- Opening Delimiter -
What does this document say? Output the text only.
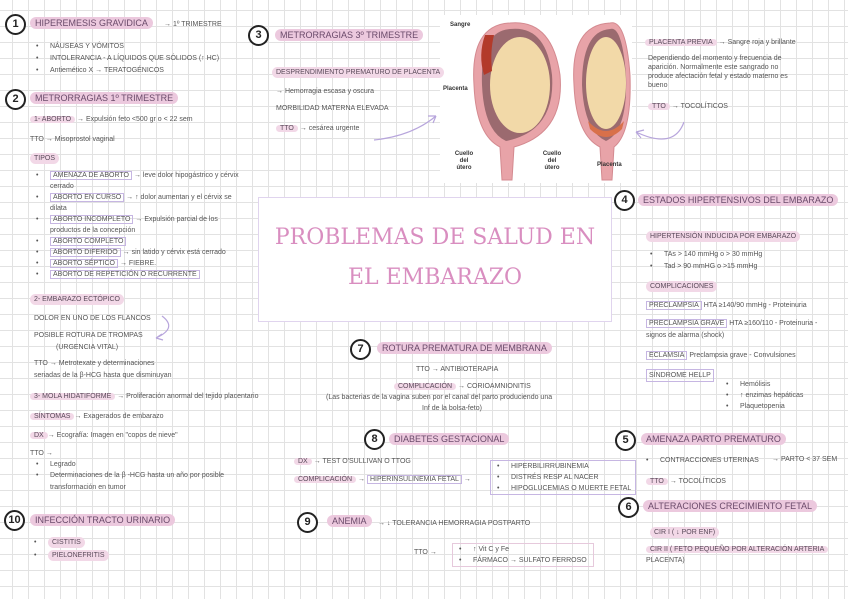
1	HIPEREMESIS GRAVIDICA	→ 1º TRIMESTRE
• NÁUSEAS Y VÓMITOS
• INTOLERANCIA - A LÍQUIDOS QUE SÓLIDOS (↑ HC)
• Antiemético X → TERATOGÉNICOS
2	METRORRAGIAS 1º TRIMESTRE
1- ABORTO → Expulsión feto <500 gr o < 22 sem
TTO → Misoprostol vaginal
TIPOS
• AMENAZA DE ABORTO → leve dolor hipogástrico y cérvix
cerrado
• ABORTO EN CURSO → ↑ dolor aumentan y el cérvix se
dilata
• ABORTO INCOMPLETO → Expulsión parcial de los
productos de la concepción
• ABORTO COMPLETO
• ABORTO DIFERIDO → sin latido y cérvix está cerrado
• ABORTO SÉPTICO → FIEBRE.
• ABORTO DE REPETICIÓN O RECURRENTE
2- EMBARAZO ECTÓPICO
DOLOR EN UNO DE LOS FLANCOS
POSIBLE ROTURA DE TROMPAS
(URGENCIA VITAL)
TTO → Metrotexate y determinaciones
seriadas de la β-HCG hasta que disminuyan
3- MOLA HIDATIFORME → Proliferación anormal del tejido placentario
SÍNTOMAS → Exagerados de embarazo
DX → Ecografía: Imagen en "copos de nieve"
TTO →
• Legrado
• Determinaciones de la β -HCG hasta un año por posible
transformación en tumor
10	INFECCIÓN TRACTO URINARIO
• CISTITIS
• PIELONEFRITIS
3	METRORRAGIAS 3º TRIMESTRE
DESPRENDIMIENTO PREMATURO DE PLACENTA
→ Hemorragia escasa y oscura
MORBILIDAD MATERNA ELEVADA
TTO → cesárea urgente
Sangre
Placenta
Cuello del útero
Cuello del útero	Placenta
PLACENTA PREVIA → Sangre roja y brillante
Dependiendo del momento y frecuencia de
aparición. Normalmente este sangrado no
produce afectación fetal y estado materno es
bueno
TTO → TOCOLÍTICOS
PROBLEMAS DE SALUD EN
EL EMBARAZO
4	ESTADOS HIPERTENSIVOS DEL EMBARAZO
HIPERTENSIÓN INDUCIDA POR EMBARAZO
• TAs > 140 mmHg o > 30 mmHg
• Tad > 90 mmHG o >15 mmHg
COMPLICACIONES
PRECLAMPSIA HTA ≥140/90 mmHg - Proteinuria
PRECLAMPSIA GRAVE HTA ≥160/110 - Proteinuria -
signos de alarma (shock)
ECLAMSIA Preclampsia grave - Convulsiones
SÍNDROME HELLP
• Hemólisis
• ↑ enzimas hepáticas
• Plaquetopenia
7	ROTURA PREMATURA DE MEMBRANA
TTO → ANTIBIOTERAPIA
COMPLICACIÓN → CORIOAMNIONITIS
(Las bacterias de la vagina suben por el canal del parto produciendo una
Inf de la bolsa-feto)
8	DIABETES GESTACIONAL
DX → TEST O'SULLIVAN O TTOG
COMPLICACIÓN → HIPERINSULINEMIA FETAL →
• HIPERBILIRRUBINEMIA
• DISTRÉS RESP AL NACER
• HIPOGLUCEMIAS O MUERTE FETAL
9	ANEMIA	→ ↓ TOLERANCIA HEMORRAGIA POSTPARTO
TTO →	• ↑ Vit C y Fe
• FÁRMACO → SULFATO FERROSO
5	AMENAZA PARTO PREMATURO
→ PARTO < 37 SEM
• CONTRACCIONES UTERINAS
TTO → TOCOLÍTICOS
6	ALTERACIONES CRECIMIENTO FETAL
CIR I ( ↓ POR ENF)
CIR II ( FETO PEQUEÑO POR ALTERACIÓN ARTERIA
PLACENTA)
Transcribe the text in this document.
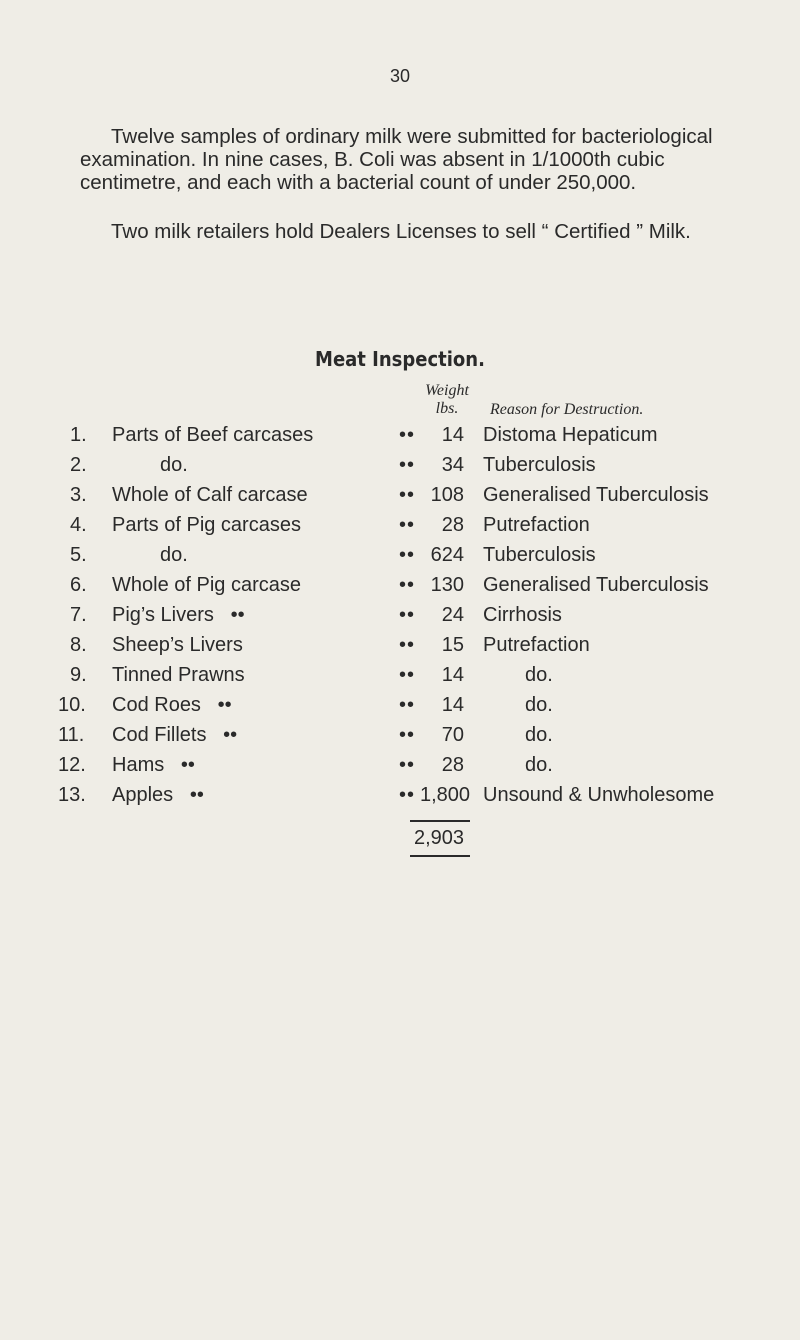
30

Twelve samples of ordinary milk were submitted for bacteriological examination. In nine cases, B. Coli was absent in 1/1000th cubic centimetre, and each with a bacterial count of under 250,000.

Two milk retailers hold Dealers Licenses to sell “ Certified ” Milk.

Meat Inspection.
Weight
lbs.	Reason for Destruction.
1.	Parts of Beef carcases	••	14 Distoma Hepaticum
2.	do.	••	34 Tuberculosis
3.	Whole of Calf carcase	•• 108 Generalised Tuberculosis
4.	Parts of Pig carcases	••	28 Putrefaction
5.	do.	•• 624 Tuberculosis
6.	Whole of Pig carcase	•• 130 Generalised Tuberculosis
7.	Pig’s Livers   ••	••	24 Cirrhosis
8.	Sheep’s Livers	••	15 Putrefaction
9.	Tinned Prawns	••	14	do.
10.	Cod Roes   ••	••	14	do.
11.	Cod Fillets   ••	••	70	do.
12.	Hams   ••	••	28	do.
13.	Apples   ••	•• 1,800 Unsound & Unwholesome
2,903
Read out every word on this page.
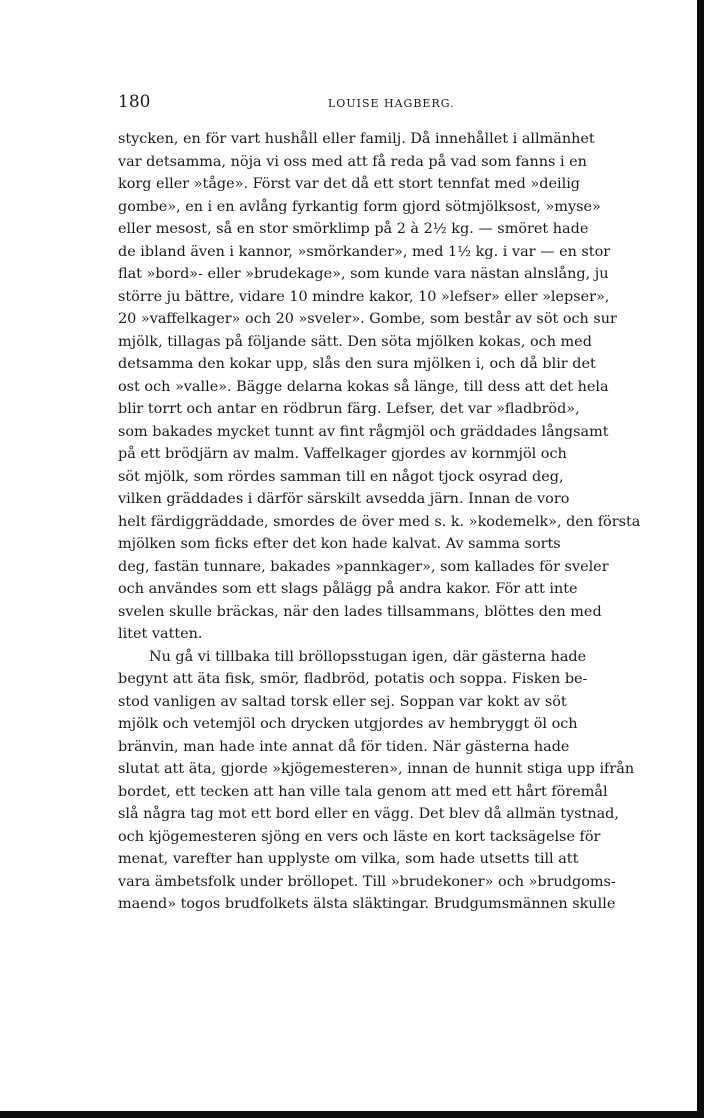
180	LOUISE HAGBERG.
stycken, en för vart hushåll eller familj. Då innehållet i allmänhet
var detsamma, nöja vi oss med att få reda på vad som fanns i en
korg eller »tåge». Först var det då ett stort tennfat med »deilig
gombe», en i en avlång fyrkantig form gjord sötmjölksost, »myse»
eller mesost, så en stor smörklimp på 2 à 2½ kg. — smöret hade
de ibland även i kannor, »smörkander», med 1½ kg. i var — en stor
flat »bord»- eller »brudekage», som kunde vara nästan alnslång, ju
större ju bättre, vidare 10 mindre kakor, 10 »lefser» eller »lepser»,
20 »vaffelkager» och 20 »sveler». Gombe, som består av söt och sur
mjölk, tillagas på följande sätt. Den söta mjölken kokas, och med
detsamma den kokar upp, slås den sura mjölken i, och då blir det
ost och »valle». Bägge delarna kokas så länge, till dess att det hela
blir torrt och antar en rödbrun färg. Lefser, det var »fladbröd»,
som bakades mycket tunnt av fint rågmjöl och gräddades långsamt
på ett brödjärn av malm. Vaffelkager gjordes av kornmjöl och
söt mjölk, som rördes samman till en något tjock osyrad deg,
vilken gräddades i därför särskilt avsedda järn. Innan de voro
helt färdiggräddade, smordes de över med s. k. »kodemelk», den första
mjölken som ficks efter det kon hade kalvat. Av samma sorts
deg, fastän tunnare, bakades »pannkager», som kallades för sveler
och användes som ett slags pålägg på andra kakor. För att inte
svelen skulle bräckas, när den lades tillsammans, blöttes den med
litet vatten.
Nu gå vi tillbaka till bröllopsstugan igen, där gästerna hade
begynt att äta fisk, smör, fladbröd, potatis och soppa. Fisken be-
stod vanligen av saltad torsk eller sej. Soppan var kokt av söt
mjölk och vetemjöl och drycken utgjordes av hembryggt öl och
bränvin, man hade inte annat då för tiden. När gästerna hade
slutat att äta, gjorde »kjögemesteren», innan de hunnit stiga upp ifrån
bordet, ett tecken att han ville tala genom att med ett hårt föremål
slå några tag mot ett bord eller en vägg. Det blev då allmän tystnad,
och kjögemesteren sjöng en vers och läste en kort tacksägelse för
menat, varefter han upplyste om vilka, som hade utsetts till att
vara ämbetsfolk under bröllopet. Till »brudekoner» och »brudgoms-
maend» togos brudfolkets älsta släktingar. Brudgumsmännen skulle
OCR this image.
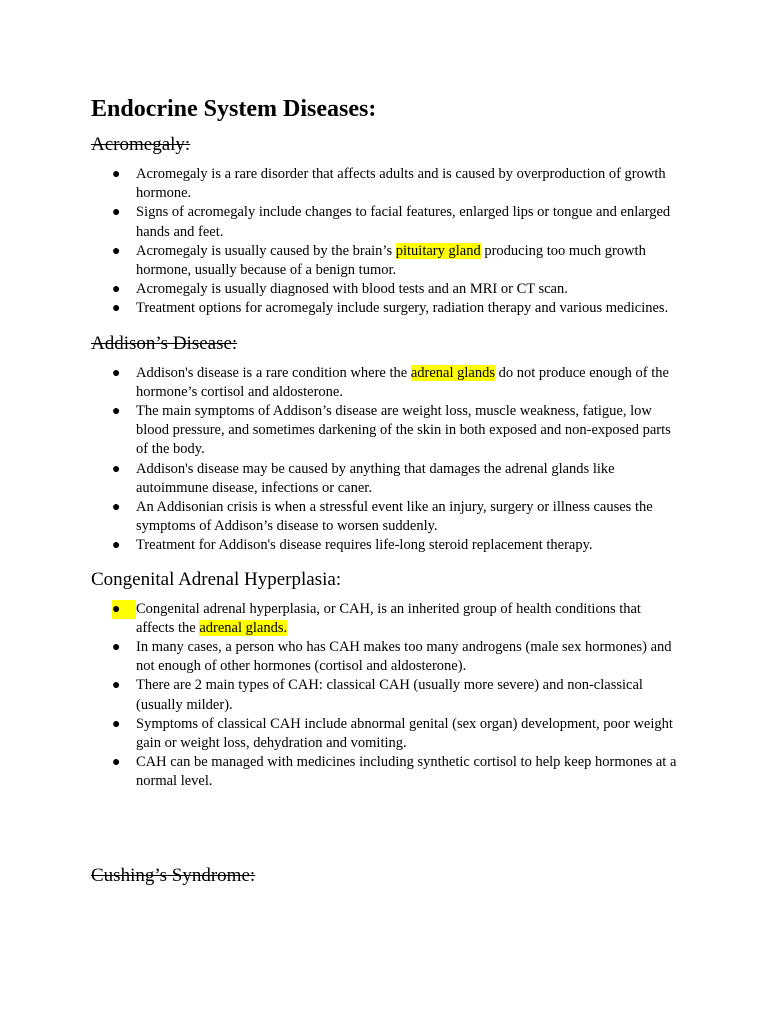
Endocrine System Diseases:
Acromegaly:
●	Acromegaly is a rare disorder that affects adults and is caused by overproduction of growth hormone.
●	Signs of acromegaly include changes to facial features, enlarged lips or tongue and enlarged hands and feet.
●	Acromegaly is usually caused by the brain’s pituitary gland producing too much growth hormone, usually because of a benign tumor.
●	Acromegaly is usually diagnosed with blood tests and an MRI or CT scan.
●	Treatment options for acromegaly include surgery, radiation therapy and various medicines.
Addison’s Disease:
●	Addison's disease is a rare condition where the adrenal glands do not produce enough of the hormone’s cortisol and aldosterone.
●	The main symptoms of Addison’s disease are weight loss, muscle weakness, fatigue, low blood pressure, and sometimes darkening of the skin in both exposed and non-exposed parts of the body.
●	Addison's disease may be caused by anything that damages the adrenal glands like autoimmune disease, infections or caner.
●	An Addisonian crisis is when a stressful event like an injury, surgery or illness causes the symptoms of Addison’s disease to worsen suddenly.
●	Treatment for Addison's disease requires life-long steroid replacement therapy.
Congenital Adrenal Hyperplasia:
●	Congenital adrenal hyperplasia, or CAH, is an inherited group of health conditions that affects the adrenal glands.
●	In many cases, a person who has CAH makes too many androgens (male sex hormones) and not enough of other hormones (cortisol and aldosterone).
●	There are 2 main types of CAH: classical CAH (usually more severe) and non-classical (usually milder).
●	Symptoms of classical CAH include abnormal genital (sex organ) development, poor weight gain or weight loss, dehydration and vomiting.
●	CAH can be managed with medicines including synthetic cortisol to help keep hormones at a normal level.
Cushing’s Syndrome:
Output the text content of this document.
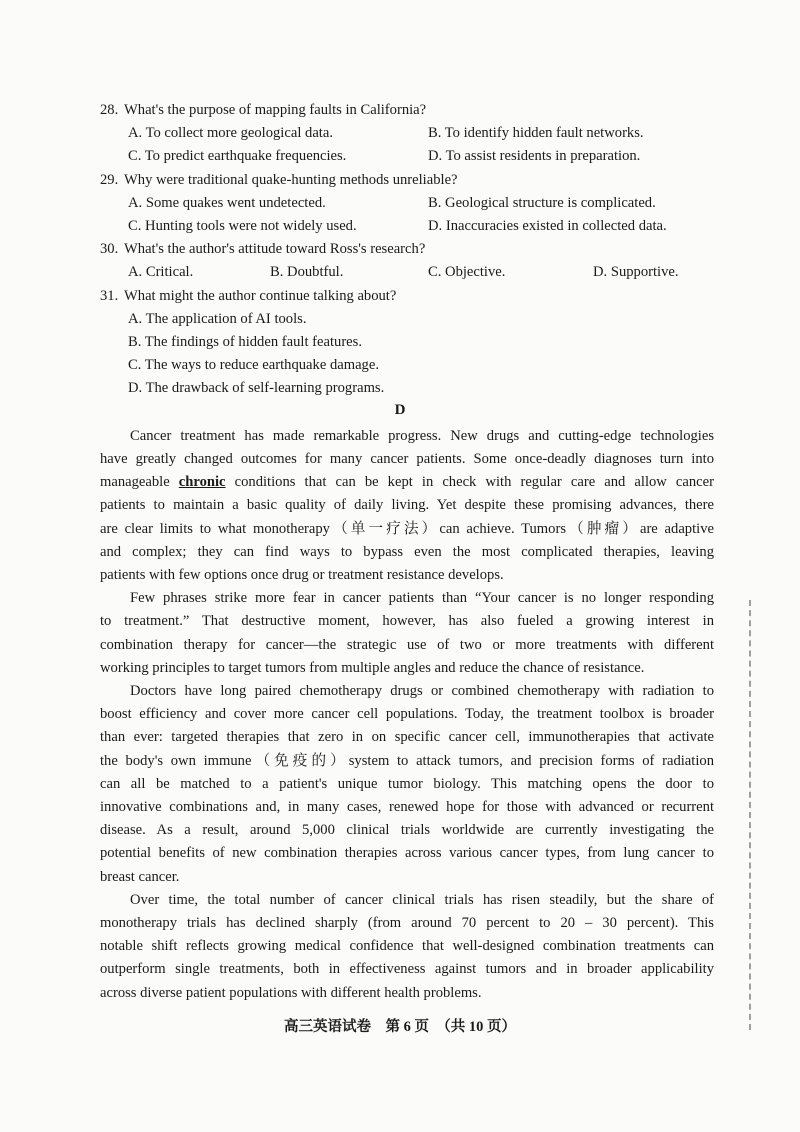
28. What's the purpose of mapping faults in California?
A. To collect more geological data.	B. To identify hidden fault networks.
C. To predict earthquake frequencies.	D. To assist residents in preparation.
29. Why were traditional quake-hunting methods unreliable?
A. Some quakes went undetected.	B. Geological structure is complicated.
C. Hunting tools were not widely used.	D. Inaccuracies existed in collected data.
30. What's the author's attitude toward Ross's research?
A. Critical.	B. Doubtful.	C. Objective.	D. Supportive.
31. What might the author continue talking about?
A. The application of AI tools.
B. The findings of hidden fault features.
C. The ways to reduce earthquake damage.
D. The drawback of self-learning programs.
D
Cancer treatment has made remarkable progress. New drugs and cutting-edge technologies
have greatly changed outcomes for many cancer patients. Some once-deadly diagnoses turn into
manageable chronic conditions that can be kept in check with regular care and allow cancer
patients to maintain a basic quality of daily living. Yet despite these promising advances, there
are clear limits to what monotherapy（单一疗法）can achieve. Tumors（肿瘤）are adaptive
and complex; they can find ways to bypass even the most complicated therapies, leaving
patients with few options once drug or treatment resistance develops.
Few phrases strike more fear in cancer patients than “Your cancer is no longer responding
to treatment.” That destructive moment, however, has also fueled a growing interest in
combination therapy for cancer—the strategic use of two or more treatments with different
working principles to target tumors from multiple angles and reduce the chance of resistance.
Doctors have long paired chemotherapy drugs or combined chemotherapy with radiation to
boost efficiency and cover more cancer cell populations. Today, the treatment toolbox is broader
than ever: targeted therapies that zero in on specific cancer cell, immunotherapies that activate
the body's own immune（免疫的）system to attack tumors, and precision forms of radiation
can all be matched to a patient's unique tumor biology. This matching opens the door to
innovative combinations and, in many cases, renewed hope for those with advanced or recurrent
disease. As a result, around 5,000 clinical trials worldwide are currently investigating the
potential benefits of new combination therapies across various cancer types, from lung cancer to
breast cancer.
Over time, the total number of cancer clinical trials has risen steadily, but the share of
monotherapy trials has declined sharply (from around 70 percent to 20 – 30 percent). This
notable shift reflects growing medical confidence that well-designed combination treatments can
outperform single treatments, both in effectiveness against tumors and in broader applicability
across diverse patient populations with different health problems.
高三英语试卷　第 6 页　（共 10 页）
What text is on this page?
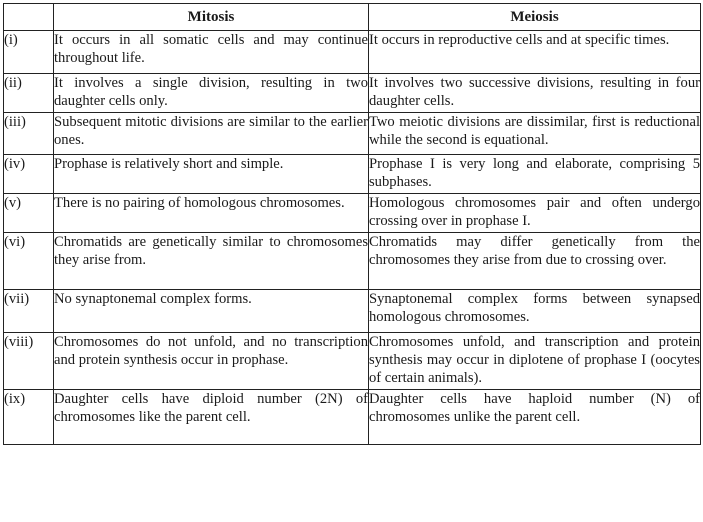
	Mitosis	Meiosis
(i)	It occurs in all somatic cells and may continue throughout life.	It occurs in reproductive cells and at specific times.
(ii)	It involves a single division, resulting in two daughter cells only.	It involves two successive divisions, resulting in four daughter cells.
(iii)	Subsequent mitotic divisions are similar to the earlier ones.	Two meiotic divisions are dissimilar, first is reductional while the second is equational.
(iv)	Prophase is relatively short and simple.	Prophase I is very long and elaborate, comprising 5 subphases.
(v)	There is no pairing of homologous chromosomes.	Homologous chromosomes pair and often undergo crossing over in prophase I.
(vi)	Chromatids are genetically similar to chromosomes they arise from.	Chromatids may differ genetically from the chromosomes they arise from due to crossing over.
(vii)	No synaptonemal complex forms.	Synaptonemal complex forms between synapsed homologous chromosomes.
(viii)	Chromosomes do not unfold, and no transcription and protein synthesis occur in prophase.	Chromosomes unfold, and transcription and protein synthesis may occur in diplotene of prophase I (oocytes of certain animals).
(ix)	Daughter cells have diploid number (2N) of chromosomes like the parent cell.	Daughter cells have haploid number (N) of chromosomes unlike the parent cell.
- Closing Delimiter -
» **What to produce**: Using the entries above, state the number of lines that include "eller". Add nothing else.

» **Exercise result**: 7